## Request:
How many lines in the records below contain the word "Федерации"? Give only the number.
═══
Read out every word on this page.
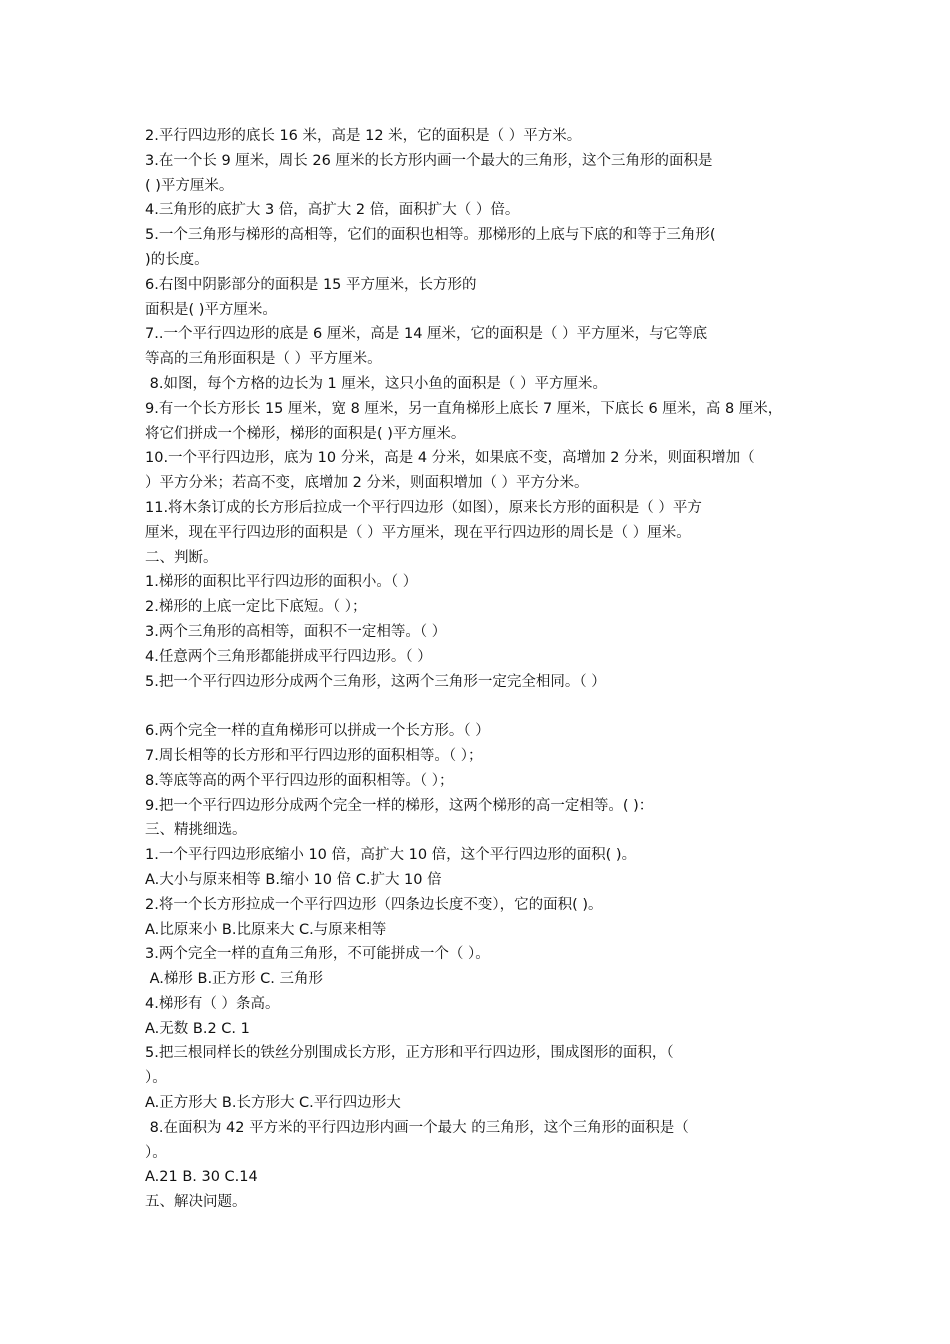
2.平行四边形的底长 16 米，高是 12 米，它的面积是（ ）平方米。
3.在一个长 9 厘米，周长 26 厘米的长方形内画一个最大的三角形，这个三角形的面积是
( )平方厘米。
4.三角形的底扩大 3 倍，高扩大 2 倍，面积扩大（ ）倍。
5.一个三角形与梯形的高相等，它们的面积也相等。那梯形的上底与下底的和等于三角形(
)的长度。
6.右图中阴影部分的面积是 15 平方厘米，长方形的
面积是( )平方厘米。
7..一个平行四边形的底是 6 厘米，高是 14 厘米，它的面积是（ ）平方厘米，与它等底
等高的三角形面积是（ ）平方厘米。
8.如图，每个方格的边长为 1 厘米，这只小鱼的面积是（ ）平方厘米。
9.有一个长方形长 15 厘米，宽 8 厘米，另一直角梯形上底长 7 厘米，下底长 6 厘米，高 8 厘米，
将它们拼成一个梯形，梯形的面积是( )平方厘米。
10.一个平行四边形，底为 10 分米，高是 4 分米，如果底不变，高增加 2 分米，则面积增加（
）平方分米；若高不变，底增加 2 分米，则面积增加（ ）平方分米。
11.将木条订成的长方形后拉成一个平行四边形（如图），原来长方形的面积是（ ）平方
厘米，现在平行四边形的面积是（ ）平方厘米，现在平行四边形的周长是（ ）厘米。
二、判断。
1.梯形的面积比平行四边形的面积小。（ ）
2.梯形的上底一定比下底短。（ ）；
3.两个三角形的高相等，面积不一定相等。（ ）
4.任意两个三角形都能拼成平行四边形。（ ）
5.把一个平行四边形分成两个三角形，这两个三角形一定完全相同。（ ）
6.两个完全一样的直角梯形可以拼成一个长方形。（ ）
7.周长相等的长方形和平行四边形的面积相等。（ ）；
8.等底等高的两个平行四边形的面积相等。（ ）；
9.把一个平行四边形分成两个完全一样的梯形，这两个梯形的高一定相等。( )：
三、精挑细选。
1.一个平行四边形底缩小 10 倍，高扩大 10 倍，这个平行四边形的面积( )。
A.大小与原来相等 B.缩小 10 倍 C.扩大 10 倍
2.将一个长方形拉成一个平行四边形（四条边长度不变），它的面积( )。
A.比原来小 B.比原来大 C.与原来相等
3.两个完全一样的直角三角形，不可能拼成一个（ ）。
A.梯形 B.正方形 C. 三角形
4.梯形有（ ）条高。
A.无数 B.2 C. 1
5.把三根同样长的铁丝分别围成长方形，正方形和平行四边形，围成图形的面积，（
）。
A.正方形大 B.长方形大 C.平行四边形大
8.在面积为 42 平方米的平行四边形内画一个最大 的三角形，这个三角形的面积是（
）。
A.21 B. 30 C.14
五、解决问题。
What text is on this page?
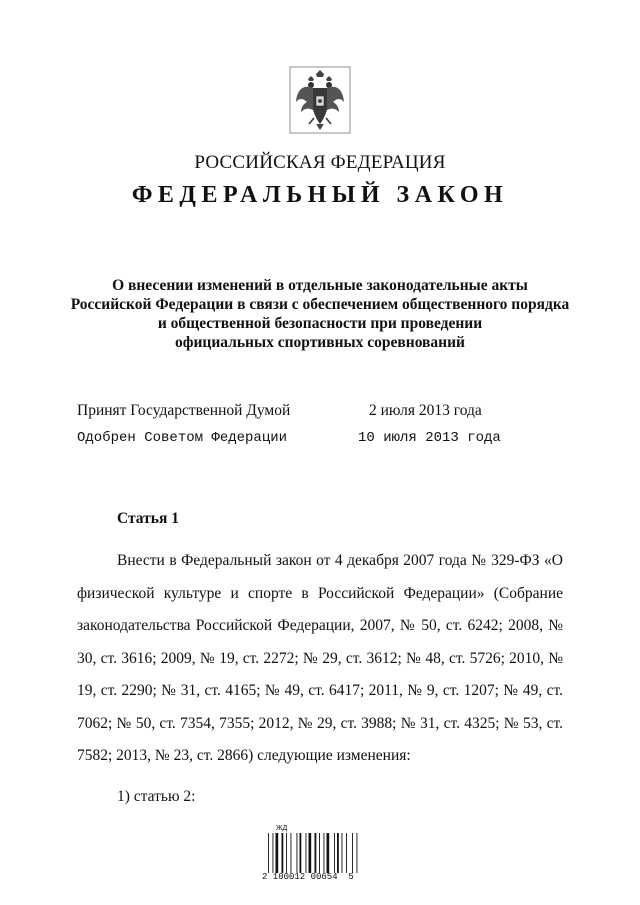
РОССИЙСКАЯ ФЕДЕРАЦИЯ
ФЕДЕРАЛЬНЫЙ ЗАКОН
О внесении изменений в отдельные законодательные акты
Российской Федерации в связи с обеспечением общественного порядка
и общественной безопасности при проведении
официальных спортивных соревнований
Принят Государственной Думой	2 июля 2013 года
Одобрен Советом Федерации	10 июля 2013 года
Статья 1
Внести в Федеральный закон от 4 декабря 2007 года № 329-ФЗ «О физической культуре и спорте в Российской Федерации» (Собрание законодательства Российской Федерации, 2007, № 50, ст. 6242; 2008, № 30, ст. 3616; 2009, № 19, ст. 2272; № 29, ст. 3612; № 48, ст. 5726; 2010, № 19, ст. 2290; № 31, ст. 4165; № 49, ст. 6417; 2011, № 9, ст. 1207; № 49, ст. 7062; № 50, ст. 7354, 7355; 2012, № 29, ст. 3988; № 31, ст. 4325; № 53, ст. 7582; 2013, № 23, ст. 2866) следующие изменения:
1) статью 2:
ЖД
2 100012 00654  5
═══
## Answer to the problem:
3